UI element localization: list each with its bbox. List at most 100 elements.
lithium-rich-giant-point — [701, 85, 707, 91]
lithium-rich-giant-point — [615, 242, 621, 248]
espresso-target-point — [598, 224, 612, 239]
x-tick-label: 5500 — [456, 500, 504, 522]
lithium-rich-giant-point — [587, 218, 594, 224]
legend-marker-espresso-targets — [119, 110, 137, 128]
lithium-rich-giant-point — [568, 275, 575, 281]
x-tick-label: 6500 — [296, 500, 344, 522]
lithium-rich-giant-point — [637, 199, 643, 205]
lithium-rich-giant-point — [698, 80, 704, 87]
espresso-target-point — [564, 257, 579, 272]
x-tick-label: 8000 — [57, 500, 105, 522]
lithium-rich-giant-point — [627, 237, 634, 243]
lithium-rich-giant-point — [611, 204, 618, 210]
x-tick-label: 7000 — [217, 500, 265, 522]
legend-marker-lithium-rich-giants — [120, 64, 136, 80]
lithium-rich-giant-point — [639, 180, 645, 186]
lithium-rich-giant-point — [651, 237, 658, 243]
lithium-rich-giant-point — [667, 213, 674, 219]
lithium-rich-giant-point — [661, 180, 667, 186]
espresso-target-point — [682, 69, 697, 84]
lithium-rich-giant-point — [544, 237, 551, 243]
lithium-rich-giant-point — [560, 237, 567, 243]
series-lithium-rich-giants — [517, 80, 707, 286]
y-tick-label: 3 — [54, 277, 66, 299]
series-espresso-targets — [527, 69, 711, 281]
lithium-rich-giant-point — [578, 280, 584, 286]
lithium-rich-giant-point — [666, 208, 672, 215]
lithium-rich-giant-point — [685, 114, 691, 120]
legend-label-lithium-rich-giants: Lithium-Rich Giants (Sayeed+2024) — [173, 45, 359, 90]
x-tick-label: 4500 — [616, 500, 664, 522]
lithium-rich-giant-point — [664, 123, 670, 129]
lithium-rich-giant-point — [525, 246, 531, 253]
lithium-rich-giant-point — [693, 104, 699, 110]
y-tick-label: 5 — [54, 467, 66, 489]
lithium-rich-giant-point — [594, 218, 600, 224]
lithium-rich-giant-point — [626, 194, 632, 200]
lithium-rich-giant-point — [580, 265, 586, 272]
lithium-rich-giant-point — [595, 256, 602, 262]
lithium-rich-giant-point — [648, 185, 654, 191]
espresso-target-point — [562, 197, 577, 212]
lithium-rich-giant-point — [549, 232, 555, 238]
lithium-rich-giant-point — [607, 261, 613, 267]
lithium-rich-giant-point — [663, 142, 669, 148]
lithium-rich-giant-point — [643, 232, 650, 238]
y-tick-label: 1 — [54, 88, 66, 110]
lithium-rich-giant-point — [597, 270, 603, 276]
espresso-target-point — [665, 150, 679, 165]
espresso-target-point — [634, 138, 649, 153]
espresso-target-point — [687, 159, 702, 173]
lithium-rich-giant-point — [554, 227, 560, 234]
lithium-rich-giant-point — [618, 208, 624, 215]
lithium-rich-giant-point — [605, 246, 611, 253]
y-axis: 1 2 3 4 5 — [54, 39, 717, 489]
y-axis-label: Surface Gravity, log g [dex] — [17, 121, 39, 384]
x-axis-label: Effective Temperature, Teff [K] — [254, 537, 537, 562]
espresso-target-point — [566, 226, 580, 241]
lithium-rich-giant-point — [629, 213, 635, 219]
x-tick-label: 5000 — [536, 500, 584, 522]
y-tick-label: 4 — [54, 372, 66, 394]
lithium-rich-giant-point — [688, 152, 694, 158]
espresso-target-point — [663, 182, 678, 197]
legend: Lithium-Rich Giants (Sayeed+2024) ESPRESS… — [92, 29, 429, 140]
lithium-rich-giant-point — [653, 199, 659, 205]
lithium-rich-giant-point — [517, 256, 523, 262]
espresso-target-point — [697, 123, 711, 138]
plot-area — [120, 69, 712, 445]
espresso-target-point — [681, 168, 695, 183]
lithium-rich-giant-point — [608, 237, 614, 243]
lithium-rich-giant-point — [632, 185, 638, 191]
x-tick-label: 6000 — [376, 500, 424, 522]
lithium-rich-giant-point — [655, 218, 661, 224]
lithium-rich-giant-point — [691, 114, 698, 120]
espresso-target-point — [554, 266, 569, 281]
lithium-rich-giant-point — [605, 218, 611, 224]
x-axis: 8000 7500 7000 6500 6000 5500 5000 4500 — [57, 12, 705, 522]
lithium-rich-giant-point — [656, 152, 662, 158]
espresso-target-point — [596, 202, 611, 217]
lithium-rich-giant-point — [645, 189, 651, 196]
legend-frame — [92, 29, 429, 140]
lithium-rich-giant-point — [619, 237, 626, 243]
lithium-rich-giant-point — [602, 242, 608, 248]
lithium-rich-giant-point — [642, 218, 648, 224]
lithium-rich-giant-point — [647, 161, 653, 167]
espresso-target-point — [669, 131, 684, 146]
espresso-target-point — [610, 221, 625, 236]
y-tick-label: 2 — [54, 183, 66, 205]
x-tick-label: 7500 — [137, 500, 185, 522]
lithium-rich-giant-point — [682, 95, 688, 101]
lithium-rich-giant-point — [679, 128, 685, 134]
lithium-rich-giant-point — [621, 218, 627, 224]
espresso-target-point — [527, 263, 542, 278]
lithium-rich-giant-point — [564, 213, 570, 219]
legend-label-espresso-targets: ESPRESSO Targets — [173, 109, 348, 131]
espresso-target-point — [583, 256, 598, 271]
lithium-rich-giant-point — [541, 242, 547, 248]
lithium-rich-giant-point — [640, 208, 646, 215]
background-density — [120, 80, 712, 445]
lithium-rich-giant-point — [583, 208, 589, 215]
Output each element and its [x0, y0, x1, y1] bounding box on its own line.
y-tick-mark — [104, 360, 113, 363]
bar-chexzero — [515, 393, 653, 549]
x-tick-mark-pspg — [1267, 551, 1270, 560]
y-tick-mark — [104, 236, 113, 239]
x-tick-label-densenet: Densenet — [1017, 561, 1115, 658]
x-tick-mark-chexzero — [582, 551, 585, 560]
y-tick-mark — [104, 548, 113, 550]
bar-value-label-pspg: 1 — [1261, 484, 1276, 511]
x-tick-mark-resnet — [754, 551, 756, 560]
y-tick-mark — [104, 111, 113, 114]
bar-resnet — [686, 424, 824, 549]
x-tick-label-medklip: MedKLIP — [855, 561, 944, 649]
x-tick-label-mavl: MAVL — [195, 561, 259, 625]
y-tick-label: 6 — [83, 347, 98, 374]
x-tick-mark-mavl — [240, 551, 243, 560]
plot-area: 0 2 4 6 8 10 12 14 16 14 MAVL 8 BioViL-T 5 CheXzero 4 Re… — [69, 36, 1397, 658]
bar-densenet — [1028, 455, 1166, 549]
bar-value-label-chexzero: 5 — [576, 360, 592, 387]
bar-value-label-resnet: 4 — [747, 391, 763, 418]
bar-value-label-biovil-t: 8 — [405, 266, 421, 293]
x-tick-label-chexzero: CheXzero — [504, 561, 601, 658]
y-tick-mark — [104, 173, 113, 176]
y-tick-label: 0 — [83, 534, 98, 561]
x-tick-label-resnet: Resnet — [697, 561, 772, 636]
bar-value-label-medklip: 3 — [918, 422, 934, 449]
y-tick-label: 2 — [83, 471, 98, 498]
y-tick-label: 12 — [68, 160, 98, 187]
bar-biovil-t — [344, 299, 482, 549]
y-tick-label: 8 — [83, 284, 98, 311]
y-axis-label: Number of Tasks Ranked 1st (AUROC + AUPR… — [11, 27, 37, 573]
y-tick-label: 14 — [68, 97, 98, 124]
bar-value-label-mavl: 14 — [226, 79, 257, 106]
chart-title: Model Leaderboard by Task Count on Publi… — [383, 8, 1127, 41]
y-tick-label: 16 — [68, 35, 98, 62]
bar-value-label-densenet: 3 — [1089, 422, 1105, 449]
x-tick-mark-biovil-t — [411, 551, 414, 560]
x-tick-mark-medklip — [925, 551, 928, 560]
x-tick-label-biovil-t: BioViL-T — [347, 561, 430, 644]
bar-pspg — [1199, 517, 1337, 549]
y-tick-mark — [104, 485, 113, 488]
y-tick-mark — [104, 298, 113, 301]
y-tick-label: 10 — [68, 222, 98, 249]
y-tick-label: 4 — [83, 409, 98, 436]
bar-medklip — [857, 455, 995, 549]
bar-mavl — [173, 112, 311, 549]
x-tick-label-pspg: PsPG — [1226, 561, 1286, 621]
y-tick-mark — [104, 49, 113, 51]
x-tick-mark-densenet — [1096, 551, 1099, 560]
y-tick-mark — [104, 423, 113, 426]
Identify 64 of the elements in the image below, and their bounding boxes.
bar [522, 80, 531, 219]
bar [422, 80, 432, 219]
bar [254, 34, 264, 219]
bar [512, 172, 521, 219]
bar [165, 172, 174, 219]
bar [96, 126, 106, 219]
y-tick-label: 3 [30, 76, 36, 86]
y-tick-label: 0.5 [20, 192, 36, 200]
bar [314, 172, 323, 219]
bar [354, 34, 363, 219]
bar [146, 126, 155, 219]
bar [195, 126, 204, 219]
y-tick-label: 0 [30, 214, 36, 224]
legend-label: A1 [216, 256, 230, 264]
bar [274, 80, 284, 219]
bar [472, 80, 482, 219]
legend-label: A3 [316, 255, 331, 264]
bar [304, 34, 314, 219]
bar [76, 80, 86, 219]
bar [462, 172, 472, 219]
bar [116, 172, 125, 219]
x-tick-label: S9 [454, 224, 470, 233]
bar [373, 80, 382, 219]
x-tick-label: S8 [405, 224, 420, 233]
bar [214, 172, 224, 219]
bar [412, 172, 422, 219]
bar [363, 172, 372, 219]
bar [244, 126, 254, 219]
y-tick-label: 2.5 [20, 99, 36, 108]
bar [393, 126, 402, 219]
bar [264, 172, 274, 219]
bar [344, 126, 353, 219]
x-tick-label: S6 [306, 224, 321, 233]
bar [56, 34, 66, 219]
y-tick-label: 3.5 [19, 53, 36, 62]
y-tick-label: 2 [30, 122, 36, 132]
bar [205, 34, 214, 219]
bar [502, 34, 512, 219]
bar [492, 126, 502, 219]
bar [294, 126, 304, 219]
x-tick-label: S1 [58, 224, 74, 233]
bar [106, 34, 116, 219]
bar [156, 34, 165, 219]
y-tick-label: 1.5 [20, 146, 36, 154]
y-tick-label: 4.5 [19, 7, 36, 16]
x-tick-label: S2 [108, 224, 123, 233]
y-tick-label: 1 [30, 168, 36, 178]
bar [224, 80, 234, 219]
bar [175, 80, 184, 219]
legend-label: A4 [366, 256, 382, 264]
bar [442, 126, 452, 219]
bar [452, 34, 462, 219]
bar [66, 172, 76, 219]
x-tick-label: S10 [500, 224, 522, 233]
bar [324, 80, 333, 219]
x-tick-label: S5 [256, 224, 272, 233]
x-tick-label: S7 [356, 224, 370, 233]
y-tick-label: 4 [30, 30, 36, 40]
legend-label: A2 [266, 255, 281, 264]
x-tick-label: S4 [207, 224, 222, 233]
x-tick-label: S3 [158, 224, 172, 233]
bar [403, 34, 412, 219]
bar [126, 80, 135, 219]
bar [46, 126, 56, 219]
* * * * * * * * *
Exercise brief>
Please duplicate the stretch from the start of the records through the line that contains "y-tick-label: 5 — [54, 467, 66, 489]".

The output>
UI element localization: list each with its bbox. List at most 100 elements.
lithium-rich-giant-point — [701, 85, 707, 91]
lithium-rich-giant-point — [615, 242, 621, 248]
espresso-target-point — [598, 224, 612, 239]
x-tick-label: 5500 — [456, 500, 504, 522]
lithium-rich-giant-point — [587, 218, 594, 224]
legend-marker-espresso-targets — [119, 110, 137, 128]
lithium-rich-giant-point — [568, 275, 575, 281]
x-tick-label: 6500 — [296, 500, 344, 522]
lithium-rich-giant-point — [637, 199, 643, 205]
lithium-rich-giant-point — [698, 80, 704, 87]
espresso-target-point — [564, 257, 579, 272]
x-tick-label: 8000 — [57, 500, 105, 522]
lithium-rich-giant-point — [627, 237, 634, 243]
lithium-rich-giant-point — [611, 204, 618, 210]
x-tick-label: 7000 — [217, 500, 265, 522]
legend-marker-lithium-rich-giants — [120, 64, 136, 80]
lithium-rich-giant-point — [639, 180, 645, 186]
lithium-rich-giant-point — [651, 237, 658, 243]
lithium-rich-giant-point — [667, 213, 674, 219]
lithium-rich-giant-point — [661, 180, 667, 186]
espresso-target-point — [682, 69, 697, 84]
lithium-rich-giant-point — [544, 237, 551, 243]
lithium-rich-giant-point — [560, 237, 567, 243]
series-lithium-rich-giants — [517, 80, 707, 286]
y-tick-label: 3 — [54, 277, 66, 299]
series-espresso-targets — [527, 69, 711, 281]
lithium-rich-giant-point — [578, 280, 584, 286]
lithium-rich-giant-point — [666, 208, 672, 215]
lithium-rich-giant-point — [685, 114, 691, 120]
legend-label-lithium-rich-giants: Lithium-Rich Giants (Sayeed+2024) — [173, 45, 359, 90]
x-tick-label: 4500 — [616, 500, 664, 522]
lithium-rich-giant-point — [664, 123, 670, 129]
lithium-rich-giant-point — [525, 246, 531, 253]
lithium-rich-giant-point — [693, 104, 699, 110]
y-tick-label: 5 — [54, 467, 66, 489]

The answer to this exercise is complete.